Saved entries
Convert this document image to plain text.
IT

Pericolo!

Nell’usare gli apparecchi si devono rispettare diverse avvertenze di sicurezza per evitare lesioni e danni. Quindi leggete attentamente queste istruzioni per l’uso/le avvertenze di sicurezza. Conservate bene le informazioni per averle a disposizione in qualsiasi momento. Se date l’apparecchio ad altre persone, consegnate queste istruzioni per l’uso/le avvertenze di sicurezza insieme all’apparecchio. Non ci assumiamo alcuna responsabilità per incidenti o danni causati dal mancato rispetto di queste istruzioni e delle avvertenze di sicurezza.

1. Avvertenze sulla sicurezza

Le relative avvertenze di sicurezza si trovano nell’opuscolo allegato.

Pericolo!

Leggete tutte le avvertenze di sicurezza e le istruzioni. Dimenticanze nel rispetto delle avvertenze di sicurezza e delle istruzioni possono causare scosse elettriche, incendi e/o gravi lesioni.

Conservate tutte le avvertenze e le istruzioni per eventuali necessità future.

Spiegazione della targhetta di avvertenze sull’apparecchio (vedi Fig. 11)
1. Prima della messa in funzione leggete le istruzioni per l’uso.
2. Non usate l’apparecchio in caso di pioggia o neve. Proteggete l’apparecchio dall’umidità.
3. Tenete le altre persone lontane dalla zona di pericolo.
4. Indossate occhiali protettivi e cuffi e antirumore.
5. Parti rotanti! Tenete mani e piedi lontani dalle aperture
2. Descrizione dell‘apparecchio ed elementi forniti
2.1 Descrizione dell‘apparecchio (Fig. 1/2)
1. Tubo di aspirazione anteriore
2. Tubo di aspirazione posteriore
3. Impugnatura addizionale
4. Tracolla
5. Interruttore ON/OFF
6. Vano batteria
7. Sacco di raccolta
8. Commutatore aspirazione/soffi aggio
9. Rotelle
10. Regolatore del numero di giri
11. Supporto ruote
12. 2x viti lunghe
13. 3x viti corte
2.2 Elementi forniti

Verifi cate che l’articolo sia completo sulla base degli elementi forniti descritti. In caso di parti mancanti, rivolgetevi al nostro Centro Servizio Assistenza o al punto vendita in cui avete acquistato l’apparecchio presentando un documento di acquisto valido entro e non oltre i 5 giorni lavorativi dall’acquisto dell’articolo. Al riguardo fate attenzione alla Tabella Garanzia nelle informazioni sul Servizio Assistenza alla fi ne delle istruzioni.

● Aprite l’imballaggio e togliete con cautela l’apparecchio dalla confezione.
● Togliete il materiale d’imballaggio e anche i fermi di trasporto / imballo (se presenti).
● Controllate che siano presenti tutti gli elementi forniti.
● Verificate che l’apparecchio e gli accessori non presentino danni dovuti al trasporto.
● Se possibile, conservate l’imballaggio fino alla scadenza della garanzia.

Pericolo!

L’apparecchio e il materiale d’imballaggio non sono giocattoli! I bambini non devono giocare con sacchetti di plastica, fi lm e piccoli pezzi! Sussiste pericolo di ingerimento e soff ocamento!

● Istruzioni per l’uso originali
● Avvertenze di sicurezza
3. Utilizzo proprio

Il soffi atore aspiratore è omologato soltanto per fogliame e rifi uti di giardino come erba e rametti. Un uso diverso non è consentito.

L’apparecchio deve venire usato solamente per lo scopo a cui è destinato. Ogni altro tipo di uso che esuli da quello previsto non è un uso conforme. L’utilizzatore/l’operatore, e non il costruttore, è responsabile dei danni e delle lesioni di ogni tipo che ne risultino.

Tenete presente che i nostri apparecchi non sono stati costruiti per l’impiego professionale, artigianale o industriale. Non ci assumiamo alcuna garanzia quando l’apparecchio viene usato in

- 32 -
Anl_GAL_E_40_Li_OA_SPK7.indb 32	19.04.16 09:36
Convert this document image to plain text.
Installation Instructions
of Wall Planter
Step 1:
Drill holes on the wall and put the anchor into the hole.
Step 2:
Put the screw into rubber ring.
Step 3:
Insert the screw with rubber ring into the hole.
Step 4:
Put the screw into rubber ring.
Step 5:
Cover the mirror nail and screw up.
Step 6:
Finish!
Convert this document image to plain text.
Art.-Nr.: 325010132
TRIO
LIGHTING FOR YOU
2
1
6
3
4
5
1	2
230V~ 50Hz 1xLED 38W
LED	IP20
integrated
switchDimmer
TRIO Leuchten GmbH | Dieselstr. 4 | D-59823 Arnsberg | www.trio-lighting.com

WHAT THE EXERCISE ASKS -> Output the full listing without altering anything.

FINISHED ANSWER ->
Convert this document image to plain text.
IT

Pericolo!

Nell’usare gli apparecchi si devono rispettare diverse avvertenze di sicurezza per evitare lesioni e danni. Quindi leggete attentamente queste istruzioni per l’uso/le avvertenze di sicurezza. Conservate bene le informazioni per averle a disposizione in qualsiasi momento. Se date l’apparecchio ad altre persone, consegnate queste istruzioni per l’uso/le avvertenze di sicurezza insieme all’apparecchio. Non ci assumiamo alcuna responsabilità per incidenti o danni causati dal mancato rispetto di queste istruzioni e delle avvertenze di sicurezza.

1. Avvertenze sulla sicurezza

Le relative avvertenze di sicurezza si trovano nell’opuscolo allegato.

Pericolo!

Leggete tutte le avvertenze di sicurezza e le istruzioni. Dimenticanze nel rispetto delle avvertenze di sicurezza e delle istruzioni possono causare scosse elettriche, incendi e/o gravi lesioni.

Conservate tutte le avvertenze e le istruzioni per eventuali necessità future.

Spiegazione della targhetta di avvertenze sull’apparecchio (vedi Fig. 11)
1. Prima della messa in funzione leggete le istruzioni per l’uso.
2. Non usate l’apparecchio in caso di pioggia o neve. Proteggete l’apparecchio dall’umidità.
3. Tenete le altre persone lontane dalla zona di pericolo.
4. Indossate occhiali protettivi e cuffi e antirumore.
5. Parti rotanti! Tenete mani e piedi lontani dalle aperture
2. Descrizione dell‘apparecchio ed elementi forniti
2.1 Descrizione dell‘apparecchio (Fig. 1/2)
1. Tubo di aspirazione anteriore
2. Tubo di aspirazione posteriore
3. Impugnatura addizionale
4. Tracolla
5. Interruttore ON/OFF
6. Vano batteria
7. Sacco di raccolta
8. Commutatore aspirazione/soffi aggio
9. Rotelle
10. Regolatore del numero di giri
11. Supporto ruote
12. 2x viti lunghe
13. 3x viti corte
2.2 Elementi forniti

Verifi cate che l’articolo sia completo sulla base degli elementi forniti descritti. In caso di parti mancanti, rivolgetevi al nostro Centro Servizio Assistenza o al punto vendita in cui avete acquistato l’apparecchio presentando un documento di acquisto valido entro e non oltre i 5 giorni lavorativi dall’acquisto dell’articolo. Al riguardo fate attenzione alla Tabella Garanzia nelle informazioni sul Servizio Assistenza alla fi ne delle istruzioni.

● Aprite l’imballaggio e togliete con cautela l’apparecchio dalla confezione.
● Togliete il materiale d’imballaggio e anche i fermi di trasporto / imballo (se presenti).
● Controllate che siano presenti tutti gli elementi forniti.
● Verificate che l’apparecchio e gli accessori non presentino danni dovuti al trasporto.
● Se possibile, conservate l’imballaggio fino alla scadenza della garanzia.

Pericolo!

L’apparecchio e il materiale d’imballaggio non sono giocattoli! I bambini non devono giocare con sacchetti di plastica, fi lm e piccoli pezzi! Sussiste pericolo di ingerimento e soff ocamento!

● Istruzioni per l’uso originali
● Avvertenze di sicurezza
3. Utilizzo proprio

Il soffi atore aspiratore è omologato soltanto per fogliame e rifi uti di giardino come erba e rametti. Un uso diverso non è consentito.

L’apparecchio deve venire usato solamente per lo scopo a cui è destinato. Ogni altro tipo di uso che esuli da quello previsto non è un uso conforme. L’utilizzatore/l’operatore, e non il costruttore, è responsabile dei danni e delle lesioni di ogni tipo che ne risultino.

Tenete presente che i nostri apparecchi non sono stati costruiti per l’impiego professionale, artigianale o industriale. Non ci assumiamo alcuna garanzia quando l’apparecchio viene usato in

- 32 -
Anl_GAL_E_40_Li_OA_SPK7.indb 32	19.04.16 09:36
Convert this document image to plain text.
Installation Instructions
of Wall Planter
Step 1:
Drill holes on the wall and put the anchor into the hole.
Step 2:
Put the screw into rubber ring.
Step 3:
Insert the screw with rubber ring into the hole.
Step 4:
Put the screw into rubber ring.
Step 5:
Cover the mirror nail and screw up.
Step 6:
Finish!
Convert this document image to plain text.
Art.-Nr.: 325010132
TRIO
LIGHTING FOR YOU
2
1
6
3
4
5
1	2
230V~ 50Hz 1xLED 38W
LED	IP20
integrated
switchDimmer
TRIO Leuchten GmbH | Dieselstr. 4 | D-59823 Arnsberg | www.trio-lighting.com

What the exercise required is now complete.